> _Exercise data_

--- begin ---

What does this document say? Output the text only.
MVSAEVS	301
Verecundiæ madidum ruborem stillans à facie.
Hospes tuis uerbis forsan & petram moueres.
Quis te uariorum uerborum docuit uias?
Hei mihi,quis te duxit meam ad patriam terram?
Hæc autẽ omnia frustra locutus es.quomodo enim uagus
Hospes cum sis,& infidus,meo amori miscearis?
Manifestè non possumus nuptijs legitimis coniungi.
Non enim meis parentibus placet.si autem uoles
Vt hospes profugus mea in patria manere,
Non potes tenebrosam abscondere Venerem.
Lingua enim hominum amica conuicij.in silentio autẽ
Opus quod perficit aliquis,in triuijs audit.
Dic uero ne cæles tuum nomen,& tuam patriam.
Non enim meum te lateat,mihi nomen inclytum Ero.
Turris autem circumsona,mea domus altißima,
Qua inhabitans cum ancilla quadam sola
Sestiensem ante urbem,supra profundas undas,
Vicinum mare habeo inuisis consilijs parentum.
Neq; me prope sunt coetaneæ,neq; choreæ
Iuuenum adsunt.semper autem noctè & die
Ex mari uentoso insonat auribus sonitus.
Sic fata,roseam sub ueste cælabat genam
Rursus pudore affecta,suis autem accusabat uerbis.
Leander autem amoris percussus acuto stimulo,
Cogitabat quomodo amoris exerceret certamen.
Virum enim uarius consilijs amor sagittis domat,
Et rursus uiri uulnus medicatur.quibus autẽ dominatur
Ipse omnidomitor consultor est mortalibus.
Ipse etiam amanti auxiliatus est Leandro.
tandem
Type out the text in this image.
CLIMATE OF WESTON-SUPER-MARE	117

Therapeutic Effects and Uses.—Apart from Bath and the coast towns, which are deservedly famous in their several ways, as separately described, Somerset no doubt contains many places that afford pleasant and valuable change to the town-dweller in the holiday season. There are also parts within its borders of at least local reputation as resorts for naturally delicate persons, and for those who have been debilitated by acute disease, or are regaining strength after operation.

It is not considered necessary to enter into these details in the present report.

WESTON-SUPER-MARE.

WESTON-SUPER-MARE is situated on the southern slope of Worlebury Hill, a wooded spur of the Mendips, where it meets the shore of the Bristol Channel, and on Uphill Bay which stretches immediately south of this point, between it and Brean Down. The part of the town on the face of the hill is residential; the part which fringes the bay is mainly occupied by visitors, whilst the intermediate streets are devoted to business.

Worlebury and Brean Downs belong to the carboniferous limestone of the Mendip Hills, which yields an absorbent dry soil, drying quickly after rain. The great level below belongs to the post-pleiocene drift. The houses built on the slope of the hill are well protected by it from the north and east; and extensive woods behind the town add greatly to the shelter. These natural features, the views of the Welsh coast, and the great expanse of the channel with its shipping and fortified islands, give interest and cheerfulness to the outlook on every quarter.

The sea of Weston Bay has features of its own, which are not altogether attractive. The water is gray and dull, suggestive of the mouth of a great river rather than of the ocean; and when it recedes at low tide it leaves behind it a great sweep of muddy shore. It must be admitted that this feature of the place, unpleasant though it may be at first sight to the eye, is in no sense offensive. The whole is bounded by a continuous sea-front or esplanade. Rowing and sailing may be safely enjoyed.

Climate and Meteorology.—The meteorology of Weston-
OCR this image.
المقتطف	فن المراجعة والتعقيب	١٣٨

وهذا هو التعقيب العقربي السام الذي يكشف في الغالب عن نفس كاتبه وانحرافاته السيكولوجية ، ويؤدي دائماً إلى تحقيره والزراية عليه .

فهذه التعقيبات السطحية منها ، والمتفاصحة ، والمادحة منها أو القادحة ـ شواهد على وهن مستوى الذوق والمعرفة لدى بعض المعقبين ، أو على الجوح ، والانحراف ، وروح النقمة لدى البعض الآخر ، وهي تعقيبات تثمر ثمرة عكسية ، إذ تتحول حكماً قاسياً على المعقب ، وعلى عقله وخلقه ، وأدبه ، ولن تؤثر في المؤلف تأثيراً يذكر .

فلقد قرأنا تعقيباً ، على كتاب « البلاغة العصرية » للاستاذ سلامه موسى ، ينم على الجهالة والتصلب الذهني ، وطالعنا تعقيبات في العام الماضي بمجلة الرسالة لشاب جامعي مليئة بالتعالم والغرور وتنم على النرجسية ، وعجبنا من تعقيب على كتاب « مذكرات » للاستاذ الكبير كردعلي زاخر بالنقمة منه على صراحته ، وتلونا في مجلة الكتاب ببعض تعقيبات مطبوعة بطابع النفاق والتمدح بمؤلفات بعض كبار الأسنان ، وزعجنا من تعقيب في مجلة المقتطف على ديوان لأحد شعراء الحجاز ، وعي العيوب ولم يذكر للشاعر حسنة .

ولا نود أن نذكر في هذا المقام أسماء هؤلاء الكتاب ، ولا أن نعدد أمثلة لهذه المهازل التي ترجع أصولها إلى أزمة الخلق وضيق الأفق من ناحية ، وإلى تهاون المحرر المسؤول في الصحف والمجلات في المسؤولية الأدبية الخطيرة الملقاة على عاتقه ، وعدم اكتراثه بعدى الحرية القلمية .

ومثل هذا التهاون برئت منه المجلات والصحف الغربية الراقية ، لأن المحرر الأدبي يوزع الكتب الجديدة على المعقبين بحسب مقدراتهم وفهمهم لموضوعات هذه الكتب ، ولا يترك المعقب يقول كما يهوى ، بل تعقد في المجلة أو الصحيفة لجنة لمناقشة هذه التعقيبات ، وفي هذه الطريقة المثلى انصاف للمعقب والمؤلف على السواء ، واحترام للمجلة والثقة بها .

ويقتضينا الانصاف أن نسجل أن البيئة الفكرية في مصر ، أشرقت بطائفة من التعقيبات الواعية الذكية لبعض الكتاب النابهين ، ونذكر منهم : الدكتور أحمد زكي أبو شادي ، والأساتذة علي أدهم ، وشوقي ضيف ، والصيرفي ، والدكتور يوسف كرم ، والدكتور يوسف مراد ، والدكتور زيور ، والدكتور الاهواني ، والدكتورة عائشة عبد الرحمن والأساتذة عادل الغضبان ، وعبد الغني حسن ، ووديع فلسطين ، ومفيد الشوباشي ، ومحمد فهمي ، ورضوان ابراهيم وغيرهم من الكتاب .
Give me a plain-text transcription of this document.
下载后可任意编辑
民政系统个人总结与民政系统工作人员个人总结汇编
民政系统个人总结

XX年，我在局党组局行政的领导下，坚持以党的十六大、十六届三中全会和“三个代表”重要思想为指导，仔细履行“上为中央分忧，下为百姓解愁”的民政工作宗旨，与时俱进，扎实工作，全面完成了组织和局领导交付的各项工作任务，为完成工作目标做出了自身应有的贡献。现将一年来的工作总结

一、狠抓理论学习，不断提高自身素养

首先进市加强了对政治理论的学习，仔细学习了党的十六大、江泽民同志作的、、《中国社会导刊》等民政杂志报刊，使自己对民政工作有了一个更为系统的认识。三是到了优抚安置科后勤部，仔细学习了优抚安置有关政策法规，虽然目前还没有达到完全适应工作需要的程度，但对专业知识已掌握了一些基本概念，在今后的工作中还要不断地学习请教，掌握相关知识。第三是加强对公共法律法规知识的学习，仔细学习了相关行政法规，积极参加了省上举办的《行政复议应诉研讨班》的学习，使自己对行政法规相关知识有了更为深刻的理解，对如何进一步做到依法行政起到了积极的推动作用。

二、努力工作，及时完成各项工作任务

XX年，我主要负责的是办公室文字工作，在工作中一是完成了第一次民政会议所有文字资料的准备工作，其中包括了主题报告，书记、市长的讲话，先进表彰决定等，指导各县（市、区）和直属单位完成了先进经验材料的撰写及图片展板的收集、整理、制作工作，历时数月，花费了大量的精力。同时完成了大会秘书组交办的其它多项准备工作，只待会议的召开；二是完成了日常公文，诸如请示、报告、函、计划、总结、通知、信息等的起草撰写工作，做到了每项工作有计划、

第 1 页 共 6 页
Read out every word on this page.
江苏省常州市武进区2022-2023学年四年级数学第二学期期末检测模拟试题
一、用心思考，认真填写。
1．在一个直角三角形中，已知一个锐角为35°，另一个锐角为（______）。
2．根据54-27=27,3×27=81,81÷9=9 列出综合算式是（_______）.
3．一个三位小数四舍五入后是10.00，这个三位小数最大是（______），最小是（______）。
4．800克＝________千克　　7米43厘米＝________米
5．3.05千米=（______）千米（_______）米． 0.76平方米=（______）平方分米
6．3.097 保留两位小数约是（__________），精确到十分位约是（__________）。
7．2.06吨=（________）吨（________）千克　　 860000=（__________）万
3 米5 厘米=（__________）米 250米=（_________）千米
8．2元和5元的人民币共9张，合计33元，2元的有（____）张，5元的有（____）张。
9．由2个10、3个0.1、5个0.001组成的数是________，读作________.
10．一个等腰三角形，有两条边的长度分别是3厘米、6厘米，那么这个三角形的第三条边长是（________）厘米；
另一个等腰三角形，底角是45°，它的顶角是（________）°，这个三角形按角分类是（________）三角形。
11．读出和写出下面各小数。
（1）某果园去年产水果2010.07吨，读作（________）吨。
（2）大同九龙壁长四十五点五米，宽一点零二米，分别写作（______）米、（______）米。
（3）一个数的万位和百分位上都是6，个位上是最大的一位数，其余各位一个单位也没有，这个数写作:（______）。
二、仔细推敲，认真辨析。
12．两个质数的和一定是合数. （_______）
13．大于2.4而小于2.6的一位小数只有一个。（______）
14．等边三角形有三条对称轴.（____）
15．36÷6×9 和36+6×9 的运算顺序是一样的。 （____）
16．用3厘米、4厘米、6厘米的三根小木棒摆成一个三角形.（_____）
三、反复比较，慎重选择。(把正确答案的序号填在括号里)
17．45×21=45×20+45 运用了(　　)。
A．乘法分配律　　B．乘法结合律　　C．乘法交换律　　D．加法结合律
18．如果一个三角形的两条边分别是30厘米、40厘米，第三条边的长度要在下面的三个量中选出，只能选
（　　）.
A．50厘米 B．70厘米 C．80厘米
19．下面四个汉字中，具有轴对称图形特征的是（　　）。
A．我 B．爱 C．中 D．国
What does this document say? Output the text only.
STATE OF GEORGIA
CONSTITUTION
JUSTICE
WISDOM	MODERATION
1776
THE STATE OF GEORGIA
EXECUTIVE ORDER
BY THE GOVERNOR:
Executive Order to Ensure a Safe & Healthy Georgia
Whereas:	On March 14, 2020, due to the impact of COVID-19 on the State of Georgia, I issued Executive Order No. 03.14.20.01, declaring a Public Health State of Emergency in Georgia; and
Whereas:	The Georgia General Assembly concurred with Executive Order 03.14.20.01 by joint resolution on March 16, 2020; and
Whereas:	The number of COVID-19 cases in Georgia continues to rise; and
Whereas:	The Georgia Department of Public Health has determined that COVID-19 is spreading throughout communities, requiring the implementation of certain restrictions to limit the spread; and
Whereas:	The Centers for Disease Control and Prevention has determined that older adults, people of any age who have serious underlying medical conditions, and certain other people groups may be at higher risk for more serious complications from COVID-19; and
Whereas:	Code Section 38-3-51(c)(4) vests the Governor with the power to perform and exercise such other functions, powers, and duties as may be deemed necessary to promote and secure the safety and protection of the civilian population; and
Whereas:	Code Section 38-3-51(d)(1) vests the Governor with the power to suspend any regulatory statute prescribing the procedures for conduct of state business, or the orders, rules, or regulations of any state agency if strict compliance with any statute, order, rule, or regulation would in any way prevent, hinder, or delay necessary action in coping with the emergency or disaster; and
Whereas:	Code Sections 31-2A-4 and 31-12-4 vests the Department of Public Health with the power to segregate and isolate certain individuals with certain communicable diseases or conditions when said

--- end ---

> _Given problem_
In the entries above, find each line with the string "nomen" and copy it.

> _Completed task_
Dic uero ne cæles tuum nomen,& tuam patriam.
Non enim meum te lateat,mihi nomen inclytum Ero.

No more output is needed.